Given problem => State only the count of lines in the listing below that hold "Radius".

★ ★ ★ ★ ★ ★ ★

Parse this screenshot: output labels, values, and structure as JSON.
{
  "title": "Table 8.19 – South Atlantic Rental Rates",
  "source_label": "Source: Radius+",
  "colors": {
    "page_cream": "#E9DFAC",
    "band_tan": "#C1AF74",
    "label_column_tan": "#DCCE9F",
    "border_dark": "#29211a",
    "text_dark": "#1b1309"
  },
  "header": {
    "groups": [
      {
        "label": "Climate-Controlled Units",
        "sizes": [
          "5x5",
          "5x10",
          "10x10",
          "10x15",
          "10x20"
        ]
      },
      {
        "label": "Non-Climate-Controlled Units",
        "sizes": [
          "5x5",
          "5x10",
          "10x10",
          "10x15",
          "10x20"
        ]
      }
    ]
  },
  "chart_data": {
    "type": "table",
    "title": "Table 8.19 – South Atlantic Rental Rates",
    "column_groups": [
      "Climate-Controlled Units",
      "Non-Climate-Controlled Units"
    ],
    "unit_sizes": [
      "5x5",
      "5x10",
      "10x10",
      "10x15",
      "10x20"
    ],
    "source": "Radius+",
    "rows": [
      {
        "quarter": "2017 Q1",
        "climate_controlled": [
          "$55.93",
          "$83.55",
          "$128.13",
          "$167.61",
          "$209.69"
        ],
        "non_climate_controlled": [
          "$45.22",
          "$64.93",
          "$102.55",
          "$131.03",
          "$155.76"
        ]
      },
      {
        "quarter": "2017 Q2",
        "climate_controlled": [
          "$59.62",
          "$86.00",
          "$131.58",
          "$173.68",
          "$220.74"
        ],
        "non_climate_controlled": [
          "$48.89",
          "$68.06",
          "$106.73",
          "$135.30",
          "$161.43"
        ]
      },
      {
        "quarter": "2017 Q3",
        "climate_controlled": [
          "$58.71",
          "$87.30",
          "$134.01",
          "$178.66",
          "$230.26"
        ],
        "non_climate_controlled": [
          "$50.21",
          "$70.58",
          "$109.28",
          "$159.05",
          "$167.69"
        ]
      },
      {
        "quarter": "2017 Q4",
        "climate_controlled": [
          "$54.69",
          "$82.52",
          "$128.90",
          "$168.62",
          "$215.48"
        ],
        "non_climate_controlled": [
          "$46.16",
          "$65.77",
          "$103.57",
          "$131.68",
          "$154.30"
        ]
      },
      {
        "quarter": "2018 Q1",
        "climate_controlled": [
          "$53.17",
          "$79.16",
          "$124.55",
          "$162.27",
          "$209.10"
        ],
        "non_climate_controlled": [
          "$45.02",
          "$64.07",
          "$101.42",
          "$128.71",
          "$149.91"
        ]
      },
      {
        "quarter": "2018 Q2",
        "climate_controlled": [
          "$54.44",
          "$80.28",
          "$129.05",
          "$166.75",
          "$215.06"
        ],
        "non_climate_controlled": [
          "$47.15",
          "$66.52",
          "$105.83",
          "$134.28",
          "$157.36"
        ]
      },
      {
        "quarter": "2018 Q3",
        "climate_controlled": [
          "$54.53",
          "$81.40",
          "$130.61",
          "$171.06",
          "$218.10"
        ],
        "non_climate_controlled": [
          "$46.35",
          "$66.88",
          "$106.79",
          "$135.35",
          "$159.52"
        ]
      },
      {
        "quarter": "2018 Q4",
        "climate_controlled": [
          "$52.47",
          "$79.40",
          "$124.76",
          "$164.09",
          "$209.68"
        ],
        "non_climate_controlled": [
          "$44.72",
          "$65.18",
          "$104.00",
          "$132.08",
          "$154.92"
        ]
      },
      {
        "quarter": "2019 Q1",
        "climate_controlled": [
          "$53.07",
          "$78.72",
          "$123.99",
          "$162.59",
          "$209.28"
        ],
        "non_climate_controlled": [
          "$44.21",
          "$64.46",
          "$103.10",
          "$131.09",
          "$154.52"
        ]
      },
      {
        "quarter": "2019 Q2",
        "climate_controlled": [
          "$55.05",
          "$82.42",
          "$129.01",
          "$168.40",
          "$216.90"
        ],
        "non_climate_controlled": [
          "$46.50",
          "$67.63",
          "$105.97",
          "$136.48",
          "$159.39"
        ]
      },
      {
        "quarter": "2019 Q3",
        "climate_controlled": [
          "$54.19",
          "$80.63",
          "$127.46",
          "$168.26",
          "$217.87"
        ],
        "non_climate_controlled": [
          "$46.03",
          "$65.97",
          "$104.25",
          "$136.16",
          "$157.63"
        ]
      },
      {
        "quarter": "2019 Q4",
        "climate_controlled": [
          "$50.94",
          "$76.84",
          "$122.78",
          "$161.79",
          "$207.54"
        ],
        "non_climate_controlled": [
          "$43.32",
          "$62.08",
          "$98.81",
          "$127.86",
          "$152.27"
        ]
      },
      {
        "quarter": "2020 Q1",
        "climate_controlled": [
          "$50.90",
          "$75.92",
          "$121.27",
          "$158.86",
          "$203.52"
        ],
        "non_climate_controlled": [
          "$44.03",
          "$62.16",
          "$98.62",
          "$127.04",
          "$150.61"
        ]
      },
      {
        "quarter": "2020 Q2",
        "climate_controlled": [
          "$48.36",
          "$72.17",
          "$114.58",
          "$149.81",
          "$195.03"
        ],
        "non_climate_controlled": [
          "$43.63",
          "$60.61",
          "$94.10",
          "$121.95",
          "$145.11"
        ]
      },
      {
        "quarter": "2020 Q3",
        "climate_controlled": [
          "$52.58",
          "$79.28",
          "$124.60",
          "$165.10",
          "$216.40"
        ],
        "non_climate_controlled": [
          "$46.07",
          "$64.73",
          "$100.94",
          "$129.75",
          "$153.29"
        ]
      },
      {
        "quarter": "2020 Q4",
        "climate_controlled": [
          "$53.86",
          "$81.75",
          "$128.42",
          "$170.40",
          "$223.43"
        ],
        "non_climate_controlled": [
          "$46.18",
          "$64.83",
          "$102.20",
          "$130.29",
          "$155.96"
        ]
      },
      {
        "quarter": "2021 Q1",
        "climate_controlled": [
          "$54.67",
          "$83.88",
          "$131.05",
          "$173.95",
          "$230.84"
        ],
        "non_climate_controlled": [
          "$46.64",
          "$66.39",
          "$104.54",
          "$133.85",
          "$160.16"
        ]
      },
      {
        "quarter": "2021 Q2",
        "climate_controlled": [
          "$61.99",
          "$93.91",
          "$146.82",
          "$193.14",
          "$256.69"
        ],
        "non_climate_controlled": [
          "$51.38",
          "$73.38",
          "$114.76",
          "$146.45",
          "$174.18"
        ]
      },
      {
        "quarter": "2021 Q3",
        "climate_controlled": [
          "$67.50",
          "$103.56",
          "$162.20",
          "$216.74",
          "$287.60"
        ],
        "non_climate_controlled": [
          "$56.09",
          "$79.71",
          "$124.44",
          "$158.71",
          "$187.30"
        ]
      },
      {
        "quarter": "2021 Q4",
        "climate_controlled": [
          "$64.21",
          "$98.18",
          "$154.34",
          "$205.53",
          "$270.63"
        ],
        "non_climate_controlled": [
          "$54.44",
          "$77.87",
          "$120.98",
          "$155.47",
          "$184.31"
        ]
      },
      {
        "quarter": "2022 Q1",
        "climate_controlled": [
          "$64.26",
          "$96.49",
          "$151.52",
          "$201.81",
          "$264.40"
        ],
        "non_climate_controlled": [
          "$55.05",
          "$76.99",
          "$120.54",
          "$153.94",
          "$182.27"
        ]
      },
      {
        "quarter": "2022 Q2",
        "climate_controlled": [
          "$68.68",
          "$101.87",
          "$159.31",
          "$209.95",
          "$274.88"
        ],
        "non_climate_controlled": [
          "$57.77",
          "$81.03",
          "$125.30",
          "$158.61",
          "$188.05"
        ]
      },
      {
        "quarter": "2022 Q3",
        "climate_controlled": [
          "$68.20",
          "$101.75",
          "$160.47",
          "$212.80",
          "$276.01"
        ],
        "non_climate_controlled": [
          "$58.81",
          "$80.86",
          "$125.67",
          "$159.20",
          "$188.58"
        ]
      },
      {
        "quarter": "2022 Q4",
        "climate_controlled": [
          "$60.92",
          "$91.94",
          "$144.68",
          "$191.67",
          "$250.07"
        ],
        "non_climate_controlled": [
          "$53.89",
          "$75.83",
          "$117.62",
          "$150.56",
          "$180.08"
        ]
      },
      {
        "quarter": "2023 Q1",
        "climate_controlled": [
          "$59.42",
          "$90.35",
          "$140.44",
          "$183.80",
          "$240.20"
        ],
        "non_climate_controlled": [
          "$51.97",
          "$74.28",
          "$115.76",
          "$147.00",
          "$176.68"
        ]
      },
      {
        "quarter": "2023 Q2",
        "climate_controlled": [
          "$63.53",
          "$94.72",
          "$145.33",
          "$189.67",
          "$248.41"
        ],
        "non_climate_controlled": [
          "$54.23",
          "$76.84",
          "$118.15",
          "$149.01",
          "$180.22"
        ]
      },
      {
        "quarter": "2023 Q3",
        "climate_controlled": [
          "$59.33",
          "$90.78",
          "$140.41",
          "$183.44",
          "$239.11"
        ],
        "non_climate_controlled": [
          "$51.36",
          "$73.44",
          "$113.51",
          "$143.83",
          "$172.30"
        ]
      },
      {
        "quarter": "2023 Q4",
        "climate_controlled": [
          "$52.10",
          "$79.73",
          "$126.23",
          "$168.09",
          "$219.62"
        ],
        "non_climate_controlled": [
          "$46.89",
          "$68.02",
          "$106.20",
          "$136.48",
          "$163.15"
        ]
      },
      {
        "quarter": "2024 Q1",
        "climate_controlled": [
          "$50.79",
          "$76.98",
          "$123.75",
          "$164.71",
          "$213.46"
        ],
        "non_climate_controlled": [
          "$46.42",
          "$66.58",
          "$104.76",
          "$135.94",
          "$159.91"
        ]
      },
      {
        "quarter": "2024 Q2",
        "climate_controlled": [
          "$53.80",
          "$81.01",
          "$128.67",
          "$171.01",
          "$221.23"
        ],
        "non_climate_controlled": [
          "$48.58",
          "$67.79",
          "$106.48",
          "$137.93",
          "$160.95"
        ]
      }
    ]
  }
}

★ ★ ★ ★ ★ ★ ★

Exercise output => 2